Start of Material for this task
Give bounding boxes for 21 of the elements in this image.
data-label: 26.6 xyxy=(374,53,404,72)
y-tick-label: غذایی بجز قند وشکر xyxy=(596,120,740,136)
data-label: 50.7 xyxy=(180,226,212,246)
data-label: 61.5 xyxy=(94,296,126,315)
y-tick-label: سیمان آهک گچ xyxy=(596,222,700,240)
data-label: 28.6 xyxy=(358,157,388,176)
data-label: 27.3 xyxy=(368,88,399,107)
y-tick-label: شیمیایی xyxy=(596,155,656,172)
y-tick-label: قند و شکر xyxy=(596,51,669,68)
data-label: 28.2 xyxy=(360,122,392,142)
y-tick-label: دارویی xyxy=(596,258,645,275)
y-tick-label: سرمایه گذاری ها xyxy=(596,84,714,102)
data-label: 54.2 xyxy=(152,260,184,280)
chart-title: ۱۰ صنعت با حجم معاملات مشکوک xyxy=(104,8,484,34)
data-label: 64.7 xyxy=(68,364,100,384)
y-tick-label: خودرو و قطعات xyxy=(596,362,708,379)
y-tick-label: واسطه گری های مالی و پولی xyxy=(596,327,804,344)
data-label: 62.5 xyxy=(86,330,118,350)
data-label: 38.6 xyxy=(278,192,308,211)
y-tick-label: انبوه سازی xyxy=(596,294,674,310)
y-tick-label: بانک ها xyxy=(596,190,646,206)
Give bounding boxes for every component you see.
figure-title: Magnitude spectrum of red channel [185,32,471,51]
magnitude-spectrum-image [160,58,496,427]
End of Material for this task
**Your goal**
Please give back every line of the data above, unchanged and in the same order.

**Full output**
Give bounding boxes for 21 of the elements in this image.
data-label: 26.6 xyxy=(374,53,404,72)
y-tick-label: غذایی بجز قند وشکر xyxy=(596,120,740,136)
data-label: 50.7 xyxy=(180,226,212,246)
data-label: 61.5 xyxy=(94,296,126,315)
y-tick-label: سیمان آهک گچ xyxy=(596,222,700,240)
data-label: 28.6 xyxy=(358,157,388,176)
data-label: 27.3 xyxy=(368,88,399,107)
y-tick-label: شیمیایی xyxy=(596,155,656,172)
y-tick-label: قند و شکر xyxy=(596,51,669,68)
data-label: 28.2 xyxy=(360,122,392,142)
y-tick-label: دارویی xyxy=(596,258,645,275)
y-tick-label: سرمایه گذاری ها xyxy=(596,84,714,102)
data-label: 54.2 xyxy=(152,260,184,280)
chart-title: ۱۰ صنعت با حجم معاملات مشکوک xyxy=(104,8,484,34)
data-label: 64.7 xyxy=(68,364,100,384)
y-tick-label: خودرو و قطعات xyxy=(596,362,708,379)
y-tick-label: واسطه گری های مالی و پولی xyxy=(596,327,804,344)
data-label: 62.5 xyxy=(86,330,118,350)
data-label: 38.6 xyxy=(278,192,308,211)
y-tick-label: انبوه سازی xyxy=(596,294,674,310)
y-tick-label: بانک ها xyxy=(596,190,646,206)
Give bounding boxes for every component you see.
figure-title: Magnitude spectrum of red channel [185,32,471,51]
magnitude-spectrum-image [160,58,496,427]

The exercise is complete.